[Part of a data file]
────

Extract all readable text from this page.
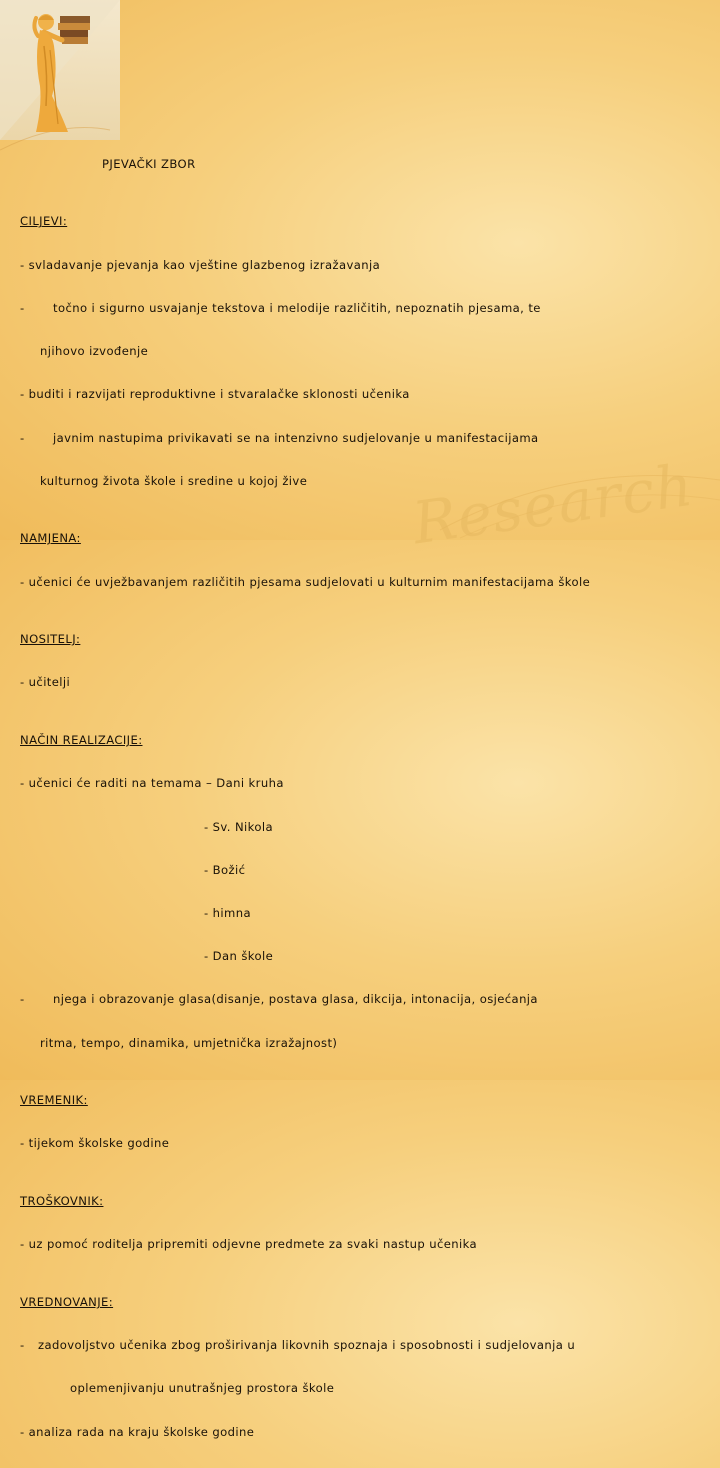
Research

PJEVAČKI ZBOR

CILJEVI:

- svladavanje pjevanja kao vještine glazbenog izražavanja

- točno i sigurno usvajanje tekstova i melodije različitih, nepoznatih pjesama, te

njihovo izvođenje

- buditi i razvijati reproduktivne i stvaralačke sklonosti učenika

- javnim nastupima privikavati se na intenzivno sudjelovanje u manifestacijama

kulturnog života škole i sredine u kojoj žive

NAMJENA:

- učenici će uvježbavanjem različitih pjesama sudjelovati u kulturnim manifestacijama škole

NOSITELJ:

- učitelji

NAČIN REALIZACIJE:

- učenici će raditi na temama – Dani kruha

- Sv. Nikola

- Božić

- himna

- Dan škole

- njega i obrazovanje glasa(disanje, postava glasa, dikcija, intonacija, osjećanja

ritma, tempo, dinamika, umjetnička izražajnost)

VREMENIK:

- tijekom školske godine

TROŠKOVNIK:

- uz pomoć roditelja pripremiti odjevne predmete za svaki nastup učenika

VREDNOVANJE:

- zadovoljstvo učenika zbog proširivanja likovnih spoznaja i sposobnosti i sudjelovanja u

oplemenjivanju unutrašnjeg prostora škole

- analiza rada na kraju školske godine
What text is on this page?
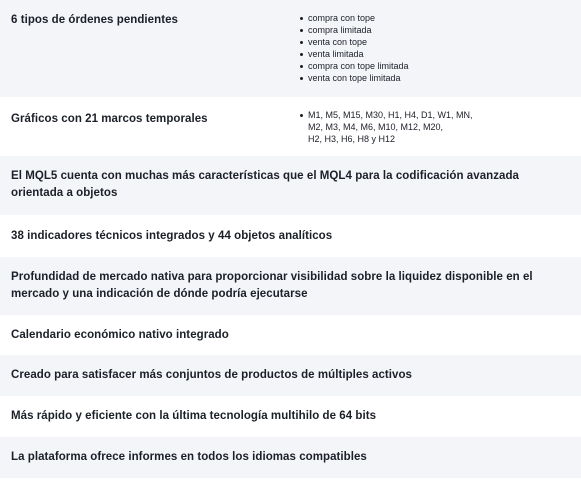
6 tipos de órdenes pendientes	compra con tope
compra limitada
venta con tope
venta limitada
compra con tope limitada
venta con tope limitada
Gráficos con 21 marcos temporales	M1, M5, M15, M30, H1, H4, D1, W1, MN,
M2, M3, M4, M6, M10, M12, M20,
H2, H3, H6, H8 y H12
El MQL5 cuenta con muchas más características que el MQL4 para la codificación avanzada orientada a objetos
38 indicadores técnicos integrados y 44 objetos analíticos
Profundidad de mercado nativa para proporcionar visibilidad sobre la liquidez disponible en el mercado y una indicación de dónde podría ejecutarse
Calendario económico nativo integrado
Creado para satisfacer más conjuntos de productos de múltiples activos
Más rápido y eficiente con la última tecnología multihilo de 64 bits
La plataforma ofrece informes en todos los idiomas compatibles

────

#### Short exercise:
Each record above must be returned exactly as written, with its pictures omitted.

#### The answer:
Extract all readable text from this page.
Research

PJEVAČKI ZBOR

CILJEVI:

- svladavanje pjevanja kao vještine glazbenog izražavanja

- točno i sigurno usvajanje tekstova i melodije različitih, nepoznatih pjesama, te

njihovo izvođenje

- buditi i razvijati reproduktivne i stvaralačke sklonosti učenika

- javnim nastupima privikavati se na intenzivno sudjelovanje u manifestacijama

kulturnog života škole i sredine u kojoj žive

NAMJENA:

- učenici će uvježbavanjem različitih pjesama sudjelovati u kulturnim manifestacijama škole

NOSITELJ:

- učitelji

NAČIN REALIZACIJE:

- učenici će raditi na temama – Dani kruha

- Sv. Nikola

- Božić

- himna

- Dan škole

- njega i obrazovanje glasa(disanje, postava glasa, dikcija, intonacija, osjećanja

ritma, tempo, dinamika, umjetnička izražajnost)

VREMENIK:

- tijekom školske godine

TROŠKOVNIK:

- uz pomoć roditelja pripremiti odjevne predmete za svaki nastup učenika

VREDNOVANJE:

- zadovoljstvo učenika zbog proširivanja likovnih spoznaja i sposobnosti i sudjelovanja u

oplemenjivanju unutrašnjeg prostora škole

- analiza rada na kraju školske godine
What text is on this page?
6 tipos de órdenes pendientes	compra con tope
compra limitada
venta con tope
venta limitada
compra con tope limitada
venta con tope limitada
Gráficos con 21 marcos temporales	M1, M5, M15, M30, H1, H4, D1, W1, MN,
M2, M3, M4, M6, M10, M12, M20,
H2, H3, H6, H8 y H12
El MQL5 cuenta con muchas más características que el MQL4 para la codificación avanzada orientada a objetos
38 indicadores técnicos integrados y 44 objetos analíticos
Profundidad de mercado nativa para proporcionar visibilidad sobre la liquidez disponible en el mercado y una indicación de dónde podría ejecutarse
Calendario económico nativo integrado
Creado para satisfacer más conjuntos de productos de múltiples activos
Más rápido y eficiente con la última tecnología multihilo de 64 bits
La plataforma ofrece informes en todos los idiomas compatibles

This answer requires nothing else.